Search the records for the word "Bedienungsanleitung" and report each line that has it.

Extracted records:
━━━
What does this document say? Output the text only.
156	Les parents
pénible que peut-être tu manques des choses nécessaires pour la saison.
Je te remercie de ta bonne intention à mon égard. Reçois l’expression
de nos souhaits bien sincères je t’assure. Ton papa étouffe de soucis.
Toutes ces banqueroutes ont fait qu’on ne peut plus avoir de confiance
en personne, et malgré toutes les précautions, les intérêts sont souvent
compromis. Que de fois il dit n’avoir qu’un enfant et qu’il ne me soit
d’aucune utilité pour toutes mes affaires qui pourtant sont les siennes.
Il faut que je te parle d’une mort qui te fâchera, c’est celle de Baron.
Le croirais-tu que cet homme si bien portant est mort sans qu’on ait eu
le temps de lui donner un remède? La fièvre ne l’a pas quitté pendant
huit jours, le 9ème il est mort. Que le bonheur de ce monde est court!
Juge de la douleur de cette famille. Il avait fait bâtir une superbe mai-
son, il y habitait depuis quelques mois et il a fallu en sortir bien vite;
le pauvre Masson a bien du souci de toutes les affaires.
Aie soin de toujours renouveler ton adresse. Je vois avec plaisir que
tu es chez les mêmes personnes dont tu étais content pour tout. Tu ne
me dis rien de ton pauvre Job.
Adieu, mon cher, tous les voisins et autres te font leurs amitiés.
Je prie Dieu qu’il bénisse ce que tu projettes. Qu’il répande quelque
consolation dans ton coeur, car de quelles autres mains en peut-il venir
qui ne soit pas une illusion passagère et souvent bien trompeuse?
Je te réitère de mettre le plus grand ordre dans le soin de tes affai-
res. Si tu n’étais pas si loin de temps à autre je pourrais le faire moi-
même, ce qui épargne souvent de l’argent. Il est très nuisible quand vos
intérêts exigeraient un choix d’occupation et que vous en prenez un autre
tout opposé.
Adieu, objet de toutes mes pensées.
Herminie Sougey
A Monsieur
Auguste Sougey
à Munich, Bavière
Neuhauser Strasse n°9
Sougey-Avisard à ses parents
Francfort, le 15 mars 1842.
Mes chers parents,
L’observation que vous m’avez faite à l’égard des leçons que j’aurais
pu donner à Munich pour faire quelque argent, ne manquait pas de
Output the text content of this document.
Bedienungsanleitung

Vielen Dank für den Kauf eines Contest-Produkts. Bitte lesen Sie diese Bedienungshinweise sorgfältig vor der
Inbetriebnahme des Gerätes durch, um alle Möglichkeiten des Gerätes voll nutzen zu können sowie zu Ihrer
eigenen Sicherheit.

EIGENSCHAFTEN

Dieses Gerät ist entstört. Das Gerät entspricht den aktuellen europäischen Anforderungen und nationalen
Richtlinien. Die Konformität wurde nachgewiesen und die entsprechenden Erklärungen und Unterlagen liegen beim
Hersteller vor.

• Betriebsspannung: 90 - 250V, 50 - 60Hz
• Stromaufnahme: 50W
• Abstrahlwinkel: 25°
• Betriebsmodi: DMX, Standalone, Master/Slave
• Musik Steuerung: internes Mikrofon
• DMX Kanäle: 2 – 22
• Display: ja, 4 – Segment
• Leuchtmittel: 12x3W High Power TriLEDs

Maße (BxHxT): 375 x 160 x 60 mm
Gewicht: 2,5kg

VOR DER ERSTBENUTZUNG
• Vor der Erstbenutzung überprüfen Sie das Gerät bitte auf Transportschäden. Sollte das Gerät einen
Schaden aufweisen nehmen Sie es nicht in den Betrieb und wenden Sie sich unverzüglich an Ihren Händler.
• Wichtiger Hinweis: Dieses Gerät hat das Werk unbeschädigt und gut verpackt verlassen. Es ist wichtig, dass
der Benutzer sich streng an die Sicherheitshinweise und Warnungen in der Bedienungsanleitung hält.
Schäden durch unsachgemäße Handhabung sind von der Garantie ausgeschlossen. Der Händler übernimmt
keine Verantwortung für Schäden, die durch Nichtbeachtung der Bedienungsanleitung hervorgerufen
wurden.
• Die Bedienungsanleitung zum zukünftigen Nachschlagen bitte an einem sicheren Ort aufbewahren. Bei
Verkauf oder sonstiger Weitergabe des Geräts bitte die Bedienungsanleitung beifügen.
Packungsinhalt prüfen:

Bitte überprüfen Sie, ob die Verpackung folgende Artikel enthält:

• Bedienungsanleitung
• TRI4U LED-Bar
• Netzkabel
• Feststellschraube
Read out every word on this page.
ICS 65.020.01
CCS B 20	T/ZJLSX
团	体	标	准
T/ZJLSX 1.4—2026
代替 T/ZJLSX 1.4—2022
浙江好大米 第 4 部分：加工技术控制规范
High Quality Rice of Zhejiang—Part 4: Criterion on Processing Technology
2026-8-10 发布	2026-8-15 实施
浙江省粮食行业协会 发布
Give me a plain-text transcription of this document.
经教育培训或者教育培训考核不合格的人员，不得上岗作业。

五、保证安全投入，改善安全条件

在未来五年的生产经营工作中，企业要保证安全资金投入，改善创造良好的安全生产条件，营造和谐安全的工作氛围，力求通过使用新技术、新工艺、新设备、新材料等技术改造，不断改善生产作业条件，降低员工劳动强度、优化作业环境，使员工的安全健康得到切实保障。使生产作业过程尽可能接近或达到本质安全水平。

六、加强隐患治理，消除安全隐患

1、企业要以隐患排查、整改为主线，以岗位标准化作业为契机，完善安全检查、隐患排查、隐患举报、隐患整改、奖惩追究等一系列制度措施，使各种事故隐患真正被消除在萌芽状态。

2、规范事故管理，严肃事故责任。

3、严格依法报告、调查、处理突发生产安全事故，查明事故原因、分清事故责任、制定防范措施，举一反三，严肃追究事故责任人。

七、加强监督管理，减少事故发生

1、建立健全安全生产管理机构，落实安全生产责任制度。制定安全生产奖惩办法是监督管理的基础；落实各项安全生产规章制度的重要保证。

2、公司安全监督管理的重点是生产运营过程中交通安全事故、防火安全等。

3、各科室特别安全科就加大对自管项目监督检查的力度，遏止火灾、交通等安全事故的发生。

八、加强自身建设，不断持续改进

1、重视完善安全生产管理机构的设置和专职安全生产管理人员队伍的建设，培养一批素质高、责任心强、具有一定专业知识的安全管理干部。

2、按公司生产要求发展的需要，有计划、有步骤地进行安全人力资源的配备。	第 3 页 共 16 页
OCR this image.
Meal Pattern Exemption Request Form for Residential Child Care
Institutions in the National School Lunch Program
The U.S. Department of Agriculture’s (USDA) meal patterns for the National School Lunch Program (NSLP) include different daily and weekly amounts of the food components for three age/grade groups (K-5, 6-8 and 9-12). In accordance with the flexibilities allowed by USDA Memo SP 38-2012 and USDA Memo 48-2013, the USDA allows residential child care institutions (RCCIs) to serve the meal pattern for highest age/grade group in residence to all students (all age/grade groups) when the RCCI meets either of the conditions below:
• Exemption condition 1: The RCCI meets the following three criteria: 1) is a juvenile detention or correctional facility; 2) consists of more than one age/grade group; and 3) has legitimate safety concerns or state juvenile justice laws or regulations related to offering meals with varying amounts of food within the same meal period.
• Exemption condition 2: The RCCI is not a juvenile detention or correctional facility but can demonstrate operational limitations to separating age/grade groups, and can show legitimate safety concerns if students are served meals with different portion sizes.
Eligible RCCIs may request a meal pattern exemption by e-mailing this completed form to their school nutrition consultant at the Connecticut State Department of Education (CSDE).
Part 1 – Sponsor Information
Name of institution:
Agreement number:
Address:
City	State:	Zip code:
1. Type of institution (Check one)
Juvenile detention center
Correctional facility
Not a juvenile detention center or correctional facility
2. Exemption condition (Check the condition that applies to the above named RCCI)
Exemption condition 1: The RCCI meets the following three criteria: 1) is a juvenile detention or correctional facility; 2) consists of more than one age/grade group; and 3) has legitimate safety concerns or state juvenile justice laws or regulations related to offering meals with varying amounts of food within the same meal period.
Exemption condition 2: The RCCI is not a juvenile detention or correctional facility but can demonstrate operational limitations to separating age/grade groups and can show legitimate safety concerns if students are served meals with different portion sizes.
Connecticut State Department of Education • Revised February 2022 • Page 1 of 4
━━━
Solution:
Bedienungsanleitung
der Benutzer sich streng an die Sicherheitshinweise und Warnungen in der Bedienungsanleitung hält.
keine Verantwortung für Schäden, die durch Nichtbeachtung der Bedienungsanleitung hervorgerufen
• Die Bedienungsanleitung zum zukünftigen Nachschlagen bitte an einem sicheren Ort aufbewahren. Bei
Verkauf oder sonstiger Weitergabe des Geräts bitte die Bedienungsanleitung beifügen.
• Bedienungsanleitung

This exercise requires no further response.